* _Aim_
Examine the entries and show every line in which the word "страховых" is found.

── Material supplied ──

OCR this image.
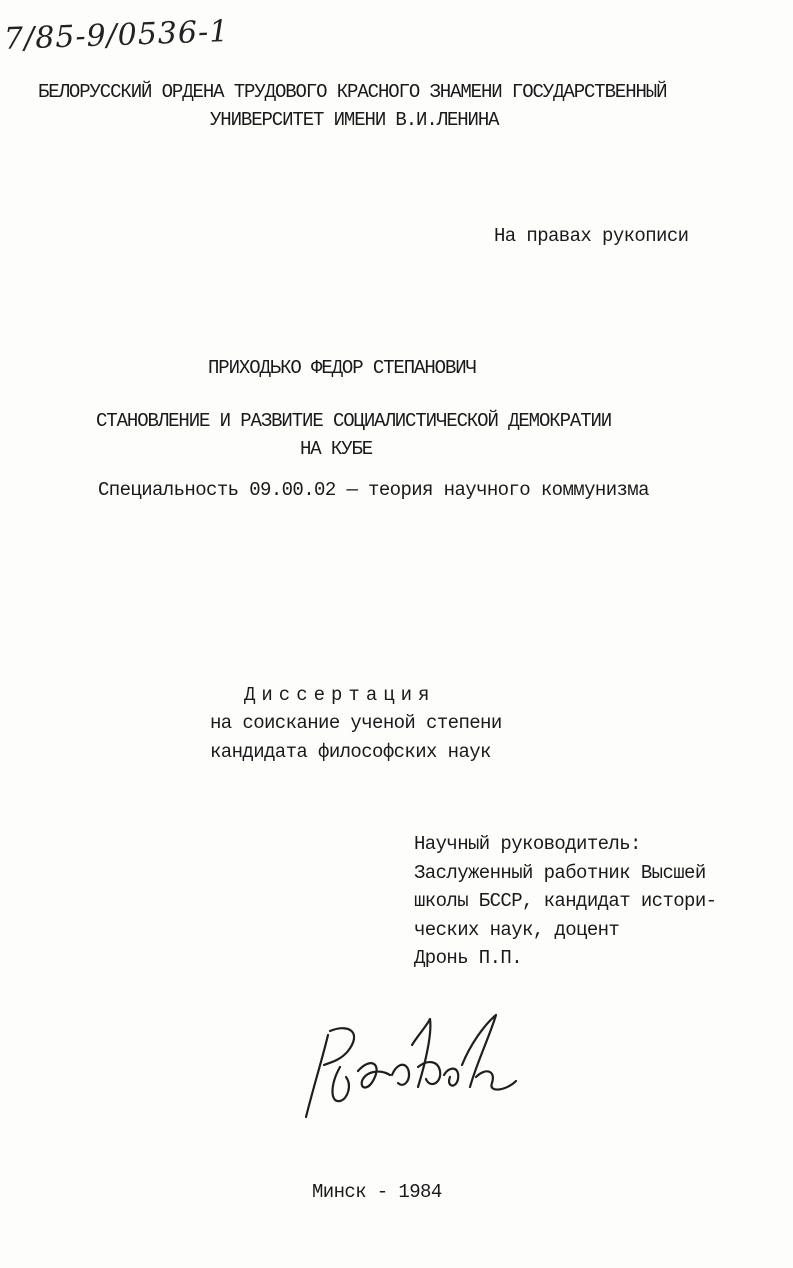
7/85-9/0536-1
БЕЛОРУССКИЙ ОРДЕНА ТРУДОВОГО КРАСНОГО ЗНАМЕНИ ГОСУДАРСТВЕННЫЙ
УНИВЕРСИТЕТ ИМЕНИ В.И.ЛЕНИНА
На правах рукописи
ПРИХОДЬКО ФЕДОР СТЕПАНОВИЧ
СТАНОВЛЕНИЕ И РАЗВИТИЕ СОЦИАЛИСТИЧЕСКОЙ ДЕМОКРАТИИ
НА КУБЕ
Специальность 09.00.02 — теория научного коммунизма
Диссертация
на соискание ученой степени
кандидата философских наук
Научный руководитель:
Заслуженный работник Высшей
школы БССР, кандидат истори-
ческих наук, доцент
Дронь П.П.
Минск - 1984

───
── Material supplied ──

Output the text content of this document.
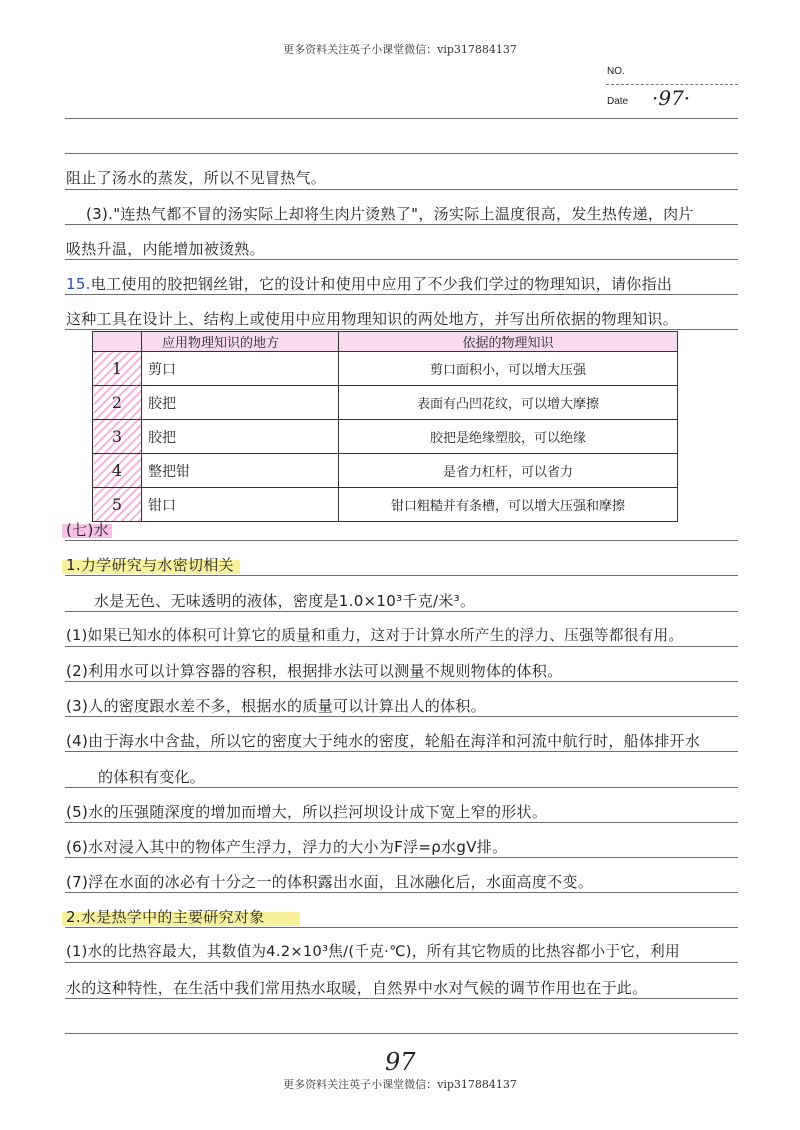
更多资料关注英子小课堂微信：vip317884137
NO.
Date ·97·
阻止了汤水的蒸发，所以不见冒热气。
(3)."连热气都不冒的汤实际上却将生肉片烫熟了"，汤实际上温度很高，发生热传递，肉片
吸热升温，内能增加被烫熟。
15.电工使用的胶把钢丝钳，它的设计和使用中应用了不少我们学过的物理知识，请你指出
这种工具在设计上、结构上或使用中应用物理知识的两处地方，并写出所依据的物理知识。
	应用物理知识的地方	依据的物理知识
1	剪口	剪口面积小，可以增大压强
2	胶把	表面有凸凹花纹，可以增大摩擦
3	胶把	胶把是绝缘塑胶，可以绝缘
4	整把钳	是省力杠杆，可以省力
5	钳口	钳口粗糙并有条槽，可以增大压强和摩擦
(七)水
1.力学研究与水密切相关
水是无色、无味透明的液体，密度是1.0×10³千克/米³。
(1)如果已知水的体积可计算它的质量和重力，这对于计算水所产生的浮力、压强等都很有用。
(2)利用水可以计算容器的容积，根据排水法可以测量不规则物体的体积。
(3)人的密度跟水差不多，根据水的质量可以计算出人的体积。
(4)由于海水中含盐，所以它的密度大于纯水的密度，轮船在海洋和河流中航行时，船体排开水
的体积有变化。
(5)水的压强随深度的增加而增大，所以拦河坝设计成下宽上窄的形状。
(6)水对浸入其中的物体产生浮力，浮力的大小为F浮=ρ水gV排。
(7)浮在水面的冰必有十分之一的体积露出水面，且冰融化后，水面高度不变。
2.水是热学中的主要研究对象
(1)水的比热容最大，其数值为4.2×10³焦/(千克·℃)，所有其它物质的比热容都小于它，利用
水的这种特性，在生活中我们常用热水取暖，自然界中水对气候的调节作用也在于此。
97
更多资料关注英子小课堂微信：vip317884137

───
── Material supplied ──

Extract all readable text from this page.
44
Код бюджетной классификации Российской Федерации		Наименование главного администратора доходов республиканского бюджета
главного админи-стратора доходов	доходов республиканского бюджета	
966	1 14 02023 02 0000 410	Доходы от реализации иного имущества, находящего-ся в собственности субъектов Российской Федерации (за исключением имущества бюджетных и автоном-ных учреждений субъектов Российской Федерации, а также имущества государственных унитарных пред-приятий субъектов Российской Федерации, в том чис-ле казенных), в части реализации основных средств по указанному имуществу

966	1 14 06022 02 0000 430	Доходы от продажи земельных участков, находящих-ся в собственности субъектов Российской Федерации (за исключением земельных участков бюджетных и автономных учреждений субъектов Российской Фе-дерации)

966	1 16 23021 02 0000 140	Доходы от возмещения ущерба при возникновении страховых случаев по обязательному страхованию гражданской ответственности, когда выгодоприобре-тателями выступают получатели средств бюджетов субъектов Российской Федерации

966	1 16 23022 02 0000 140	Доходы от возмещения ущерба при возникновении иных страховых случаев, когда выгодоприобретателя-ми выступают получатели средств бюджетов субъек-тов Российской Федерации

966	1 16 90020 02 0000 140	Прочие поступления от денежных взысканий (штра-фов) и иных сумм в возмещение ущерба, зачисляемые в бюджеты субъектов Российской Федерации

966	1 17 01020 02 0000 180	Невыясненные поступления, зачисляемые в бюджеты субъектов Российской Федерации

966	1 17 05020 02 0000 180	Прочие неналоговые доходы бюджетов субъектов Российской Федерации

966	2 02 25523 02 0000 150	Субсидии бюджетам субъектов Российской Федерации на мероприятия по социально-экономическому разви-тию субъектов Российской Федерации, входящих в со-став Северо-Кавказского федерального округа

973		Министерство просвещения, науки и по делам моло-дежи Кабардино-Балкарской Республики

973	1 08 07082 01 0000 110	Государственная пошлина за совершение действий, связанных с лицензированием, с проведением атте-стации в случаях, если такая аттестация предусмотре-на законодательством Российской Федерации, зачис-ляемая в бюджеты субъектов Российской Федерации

───

* _Written solution_
966	1 16 23021 02 0000 140	Доходы от возмещения ущерба при возникновении страховых случаев по обязательному страхованию гражданской ответственности, когда выгодоприобре-тателями выступают получатели средств бюджетов субъектов Российской Федерации
966	1 16 23022 02 0000 140	Доходы от возмещения ущерба при возникновении иных страховых случаев, когда выгодоприобретателя-ми выступают получатели средств бюджетов субъек-тов Российской Федерации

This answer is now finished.